-- Do this --
Locate the string "moving" in the records below. Copy every line where it occurs.

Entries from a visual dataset
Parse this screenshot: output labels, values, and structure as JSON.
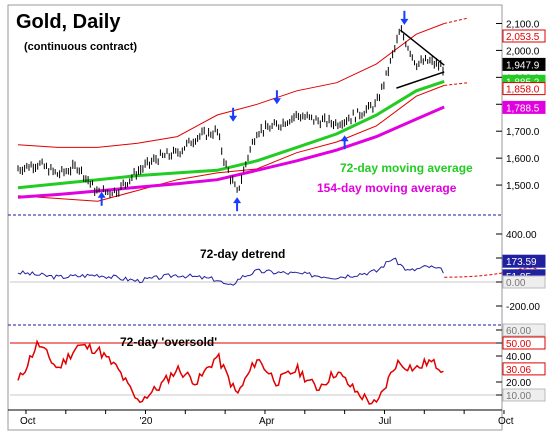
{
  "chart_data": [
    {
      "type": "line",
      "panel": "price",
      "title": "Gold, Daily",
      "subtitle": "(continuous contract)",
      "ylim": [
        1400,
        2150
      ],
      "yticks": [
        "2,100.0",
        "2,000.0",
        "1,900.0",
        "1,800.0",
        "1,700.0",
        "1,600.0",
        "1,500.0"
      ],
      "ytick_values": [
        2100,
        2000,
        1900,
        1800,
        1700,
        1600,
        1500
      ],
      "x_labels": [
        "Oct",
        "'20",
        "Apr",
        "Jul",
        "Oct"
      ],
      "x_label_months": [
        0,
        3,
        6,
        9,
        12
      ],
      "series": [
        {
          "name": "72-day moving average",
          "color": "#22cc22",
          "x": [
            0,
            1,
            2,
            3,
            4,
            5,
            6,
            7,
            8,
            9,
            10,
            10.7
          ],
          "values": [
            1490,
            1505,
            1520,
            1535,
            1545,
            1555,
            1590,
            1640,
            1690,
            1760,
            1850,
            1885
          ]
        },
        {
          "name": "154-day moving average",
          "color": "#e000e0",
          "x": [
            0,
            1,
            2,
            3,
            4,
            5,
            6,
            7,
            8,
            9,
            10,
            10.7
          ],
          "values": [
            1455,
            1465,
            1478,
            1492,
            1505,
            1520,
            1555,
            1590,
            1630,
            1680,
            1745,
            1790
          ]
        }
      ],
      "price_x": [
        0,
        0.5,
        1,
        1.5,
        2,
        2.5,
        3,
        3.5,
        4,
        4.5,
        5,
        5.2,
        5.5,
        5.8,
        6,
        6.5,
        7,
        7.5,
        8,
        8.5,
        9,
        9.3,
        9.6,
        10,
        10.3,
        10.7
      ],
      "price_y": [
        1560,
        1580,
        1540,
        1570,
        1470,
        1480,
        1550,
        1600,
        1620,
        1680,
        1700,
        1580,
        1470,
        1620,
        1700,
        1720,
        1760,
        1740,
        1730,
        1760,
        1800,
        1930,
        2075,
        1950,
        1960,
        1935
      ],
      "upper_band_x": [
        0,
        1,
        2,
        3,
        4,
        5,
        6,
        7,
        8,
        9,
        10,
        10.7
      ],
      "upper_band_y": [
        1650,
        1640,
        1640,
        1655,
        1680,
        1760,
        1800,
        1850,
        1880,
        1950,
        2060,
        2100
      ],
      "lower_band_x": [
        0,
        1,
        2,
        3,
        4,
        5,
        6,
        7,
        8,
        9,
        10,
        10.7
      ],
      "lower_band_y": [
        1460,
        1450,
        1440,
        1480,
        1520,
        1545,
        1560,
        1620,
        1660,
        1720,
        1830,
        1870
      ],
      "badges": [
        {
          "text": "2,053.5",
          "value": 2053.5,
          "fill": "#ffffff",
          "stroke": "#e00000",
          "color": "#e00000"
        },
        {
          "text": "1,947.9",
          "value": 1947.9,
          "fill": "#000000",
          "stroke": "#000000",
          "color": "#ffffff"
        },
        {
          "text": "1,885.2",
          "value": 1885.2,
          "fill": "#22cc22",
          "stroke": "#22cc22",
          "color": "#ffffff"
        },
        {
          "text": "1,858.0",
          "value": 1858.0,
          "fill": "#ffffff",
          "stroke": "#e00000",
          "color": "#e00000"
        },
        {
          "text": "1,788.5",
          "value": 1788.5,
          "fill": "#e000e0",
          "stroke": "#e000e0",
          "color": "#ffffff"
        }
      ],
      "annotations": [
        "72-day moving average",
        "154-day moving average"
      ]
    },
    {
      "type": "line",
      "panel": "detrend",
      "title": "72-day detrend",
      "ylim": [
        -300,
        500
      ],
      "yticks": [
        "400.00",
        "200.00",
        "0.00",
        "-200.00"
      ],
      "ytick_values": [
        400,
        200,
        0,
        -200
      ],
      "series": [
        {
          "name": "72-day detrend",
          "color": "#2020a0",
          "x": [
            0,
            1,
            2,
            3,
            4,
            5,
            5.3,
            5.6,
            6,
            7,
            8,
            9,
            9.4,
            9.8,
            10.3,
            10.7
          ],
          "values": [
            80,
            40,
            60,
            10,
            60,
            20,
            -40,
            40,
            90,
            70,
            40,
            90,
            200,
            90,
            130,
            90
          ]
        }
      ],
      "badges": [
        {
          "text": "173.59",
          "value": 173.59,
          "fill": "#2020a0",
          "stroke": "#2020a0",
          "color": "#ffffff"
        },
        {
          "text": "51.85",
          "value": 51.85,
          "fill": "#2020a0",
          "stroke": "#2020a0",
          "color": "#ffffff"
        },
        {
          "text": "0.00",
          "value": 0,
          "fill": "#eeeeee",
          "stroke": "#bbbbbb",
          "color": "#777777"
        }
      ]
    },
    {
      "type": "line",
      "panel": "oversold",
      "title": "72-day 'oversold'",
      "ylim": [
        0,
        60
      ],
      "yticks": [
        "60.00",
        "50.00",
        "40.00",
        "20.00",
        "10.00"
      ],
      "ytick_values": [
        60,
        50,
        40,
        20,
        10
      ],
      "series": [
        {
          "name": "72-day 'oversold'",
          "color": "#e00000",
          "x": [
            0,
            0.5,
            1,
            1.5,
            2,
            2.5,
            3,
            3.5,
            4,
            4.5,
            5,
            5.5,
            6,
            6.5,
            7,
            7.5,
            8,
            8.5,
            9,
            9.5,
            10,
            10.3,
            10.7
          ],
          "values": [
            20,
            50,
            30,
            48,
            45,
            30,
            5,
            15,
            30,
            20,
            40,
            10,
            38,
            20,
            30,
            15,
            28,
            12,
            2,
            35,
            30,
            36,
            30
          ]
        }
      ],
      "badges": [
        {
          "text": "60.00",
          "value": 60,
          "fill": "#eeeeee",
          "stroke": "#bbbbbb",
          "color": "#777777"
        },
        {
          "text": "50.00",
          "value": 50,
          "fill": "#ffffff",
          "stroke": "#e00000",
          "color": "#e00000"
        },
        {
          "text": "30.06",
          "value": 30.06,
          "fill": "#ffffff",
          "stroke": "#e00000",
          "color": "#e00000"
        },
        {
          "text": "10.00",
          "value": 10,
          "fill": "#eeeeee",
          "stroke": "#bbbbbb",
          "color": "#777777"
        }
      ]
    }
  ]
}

-- Expected answer --
          "name": "72-day moving average",
          "name": "154-day moving average",
        "72-day moving average",
        "154-day moving average"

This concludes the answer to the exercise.